Requirements:
Leaving out the pictures, retype all the material exactly.

Records provided:
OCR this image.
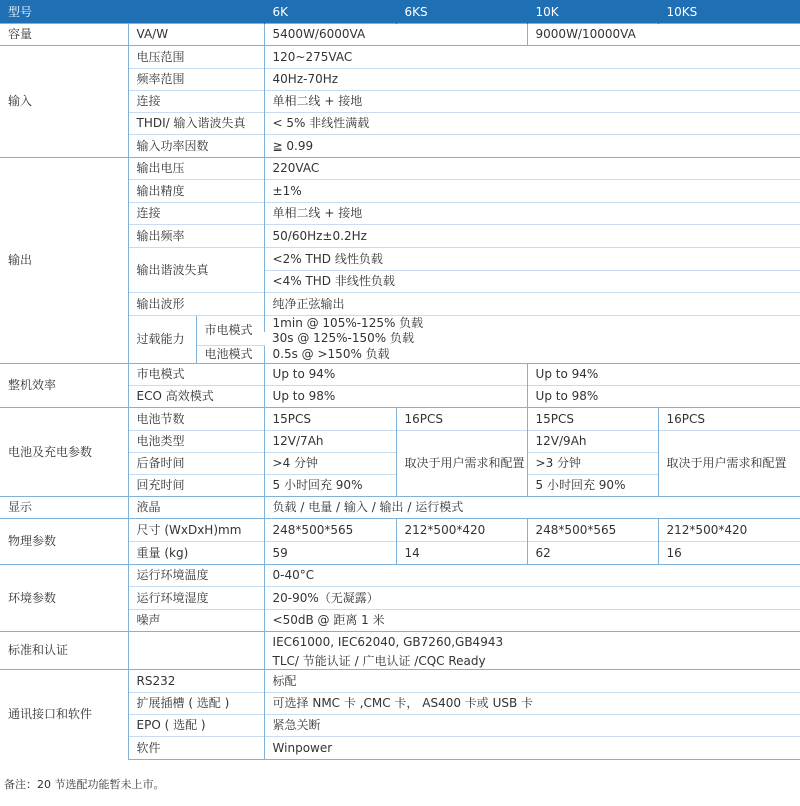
型号			6K	6KS	10K	10KS
容量	VA/W		5400W/6000VA		9000W/10000VA	
输入	电压范围		120~275VAC			
	频率范围		40Hz-70Hz			
	连接		单相二线 + 接地			
	THDI/ 输入谐波失真		< 5% 非线性满载			
	输入功率因数		≧ 0.99			
输出	输出电压		220VAC			
	输出精度		±1%			
	连接		单相二线 + 接地			
	输出频率		50/60Hz±0.2Hz			
	输出谐波失真		<2% THD 线性负载			
			<4% THD 非线性负载			
	输出波形		纯净正弦输出			
	过载能力	市电模式	1min @ 105%-125% 负载			
			30s @ 125%-150% 负载			
		电池模式	0.5s @ >150% 负载			
整机效率	市电模式		Up to 94%		Up to 94%	
	ECO 高效模式		Up to 98%		Up to 98%	
电池及充电参数	电池节数		15PCS	16PCS	15PCS	16PCS
	电池类型		12V/7Ah	取决于用户需求和配置	12V/9Ah	取决于用户需求和配置
	后备时间		>4 分钟		>3 分钟	
	回充时间		5 小时回充 90%		5 小时回充 90%	
显示	液晶		负载 / 电量 / 输入 / 输出 / 运行模式			
物理参数	尺寸 (WxDxH)mm		248*500*565	212*500*420	248*500*565	212*500*420
	重量 (kg)		59	14	62	16
环境参数	运行环境温度		0-40°C			
	运行环境湿度		20-90%（无凝露）			
	噪声		<50dB @ 距离 1 米			
标准和认证			IEC61000, IEC62040, GB7260,GB4943			
			TLC/ 节能认证 / 广电认证 /CQC Ready			
通讯接口和软件	RS232		标配			
	扩展插槽 ( 选配 )		可选择 NMC 卡 ,CMC 卡， AS400 卡或 USB 卡			
	EPO ( 选配 )		紧急关断			
	软件		Winpower			
备注：20 节选配功能暂未上市。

Response for this exercise:
OCR this image.
型号			6K	6KS	10K	10KS
容量	VA/W		5400W/6000VA		9000W/10000VA	
输入	电压范围		120~275VAC			
	频率范围		40Hz-70Hz			
	连接		单相二线 + 接地			
	THDI/ 输入谐波失真		< 5% 非线性满载			
	输入功率因数		≧ 0.99			
输出	输出电压		220VAC			
	输出精度		±1%			
	连接		单相二线 + 接地			
	输出频率		50/60Hz±0.2Hz			
	输出谐波失真		<2% THD 线性负载			
			<4% THD 非线性负载			
	输出波形		纯净正弦输出			
	过载能力	市电模式	1min @ 105%-125% 负载			
			30s @ 125%-150% 负载			
		电池模式	0.5s @ >150% 负载			
整机效率	市电模式		Up to 94%		Up to 94%	
	ECO 高效模式		Up to 98%		Up to 98%	
电池及充电参数	电池节数		15PCS	16PCS	15PCS	16PCS
	电池类型		12V/7Ah	取决于用户需求和配置	12V/9Ah	取决于用户需求和配置
	后备时间		>4 分钟		>3 分钟	
	回充时间		5 小时回充 90%		5 小时回充 90%	
显示	液晶		负载 / 电量 / 输入 / 输出 / 运行模式			
物理参数	尺寸 (WxDxH)mm		248*500*565	212*500*420	248*500*565	212*500*420
	重量 (kg)		59	14	62	16
环境参数	运行环境温度		0-40°C			
	运行环境湿度		20-90%（无凝露）			
	噪声		<50dB @ 距离 1 米			
标准和认证			IEC61000, IEC62040, GB7260,GB4943			
			TLC/ 节能认证 / 广电认证 /CQC Ready			
通讯接口和软件	RS232		标配			
	扩展插槽 ( 选配 )		可选择 NMC 卡 ,CMC 卡， AS400 卡或 USB 卡			
	EPO ( 选配 )		紧急关断			
	软件		Winpower			
备注：20 节选配功能暂未上市。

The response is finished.